In his treatment of the Founding Fathers, Parrington took the view put forward by his friend and University of Washington colleague J. Allen Smith in his book The Spirit of American Government (1907) that the framers of the Constitution had as their major purpose to clip the wings of a threatening democracy. He portrayed Hamilton as “a high Tory.” “Accepting self-interest as the mainspring of human ambition,” he elaborated, “Hamilton accepted equally the principle of class domination.” Parrington did feel an almost grudging admiration for John Adams: “A stubborn intellectual independence and a vigorous assertiveness were his distinguishing characteristics. . . . He was no believer in unchecked government by wealth. His honest realism taught him the sophistry of Hamilton’s assumption that gentlemen of property are equally gentlemen of principle, and that wealth voluntarily abdicates selfish interest. He feared the aggressions of the rich as much as the turbulence of the poor.” Parrington’s special hero was Thomas Jefferson.

#### [SUPPLIED MATERIAL]
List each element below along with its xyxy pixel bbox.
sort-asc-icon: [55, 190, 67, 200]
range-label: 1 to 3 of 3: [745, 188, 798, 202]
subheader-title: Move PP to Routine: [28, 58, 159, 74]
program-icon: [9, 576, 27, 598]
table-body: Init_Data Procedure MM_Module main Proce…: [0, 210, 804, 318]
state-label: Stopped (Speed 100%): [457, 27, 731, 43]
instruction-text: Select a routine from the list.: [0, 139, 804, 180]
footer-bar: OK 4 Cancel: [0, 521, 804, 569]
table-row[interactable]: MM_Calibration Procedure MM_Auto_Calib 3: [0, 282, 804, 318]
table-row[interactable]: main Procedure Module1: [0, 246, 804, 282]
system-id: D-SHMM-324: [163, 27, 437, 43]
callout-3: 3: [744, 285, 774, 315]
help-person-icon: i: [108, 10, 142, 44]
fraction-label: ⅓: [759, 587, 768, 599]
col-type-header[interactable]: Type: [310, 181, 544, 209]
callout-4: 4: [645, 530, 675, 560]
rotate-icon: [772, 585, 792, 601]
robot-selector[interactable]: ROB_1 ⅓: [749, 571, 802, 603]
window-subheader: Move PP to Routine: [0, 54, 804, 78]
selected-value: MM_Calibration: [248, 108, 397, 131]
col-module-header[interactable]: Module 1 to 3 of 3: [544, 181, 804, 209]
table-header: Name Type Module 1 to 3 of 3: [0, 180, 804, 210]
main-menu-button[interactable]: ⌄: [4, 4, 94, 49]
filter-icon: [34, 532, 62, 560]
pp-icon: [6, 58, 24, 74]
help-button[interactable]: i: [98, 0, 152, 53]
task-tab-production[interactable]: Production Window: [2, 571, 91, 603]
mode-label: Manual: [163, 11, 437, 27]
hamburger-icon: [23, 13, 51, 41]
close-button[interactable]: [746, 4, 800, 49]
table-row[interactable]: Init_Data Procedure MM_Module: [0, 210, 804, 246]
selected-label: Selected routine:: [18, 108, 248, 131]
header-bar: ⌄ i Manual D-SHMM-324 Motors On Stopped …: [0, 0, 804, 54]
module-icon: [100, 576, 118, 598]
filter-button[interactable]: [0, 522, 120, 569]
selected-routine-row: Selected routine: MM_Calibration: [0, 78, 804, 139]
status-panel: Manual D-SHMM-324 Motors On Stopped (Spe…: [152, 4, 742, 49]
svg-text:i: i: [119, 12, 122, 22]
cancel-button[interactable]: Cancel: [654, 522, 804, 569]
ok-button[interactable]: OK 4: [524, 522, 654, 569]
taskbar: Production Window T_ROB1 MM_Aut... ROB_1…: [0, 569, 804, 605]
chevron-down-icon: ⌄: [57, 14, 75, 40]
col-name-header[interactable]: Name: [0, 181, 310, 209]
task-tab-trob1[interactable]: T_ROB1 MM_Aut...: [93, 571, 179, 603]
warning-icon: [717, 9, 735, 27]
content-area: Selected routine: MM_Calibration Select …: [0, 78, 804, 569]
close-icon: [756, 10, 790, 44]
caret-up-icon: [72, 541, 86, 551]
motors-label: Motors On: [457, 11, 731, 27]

#### [GOAL]
Using the passage on Parrington, decide whether each statement below agrees with it: (a) Parrington portrayed Hamilton as a high Tory. (b) Parrington's special hero was John Adams. (c) J. Allen Smith's The Spirit of American Government was published in 1907. For each, answer yes or no and quote the deciding words.

#### [SOLUTION TO THE EXERCISE]
(a) Yes: "He portrayed Hamilton as “a high Tory.”"
(b) No: "Parrington’s special hero was Thomas Jefferson."
(c) Yes: "The Spirit of American Government (1907)"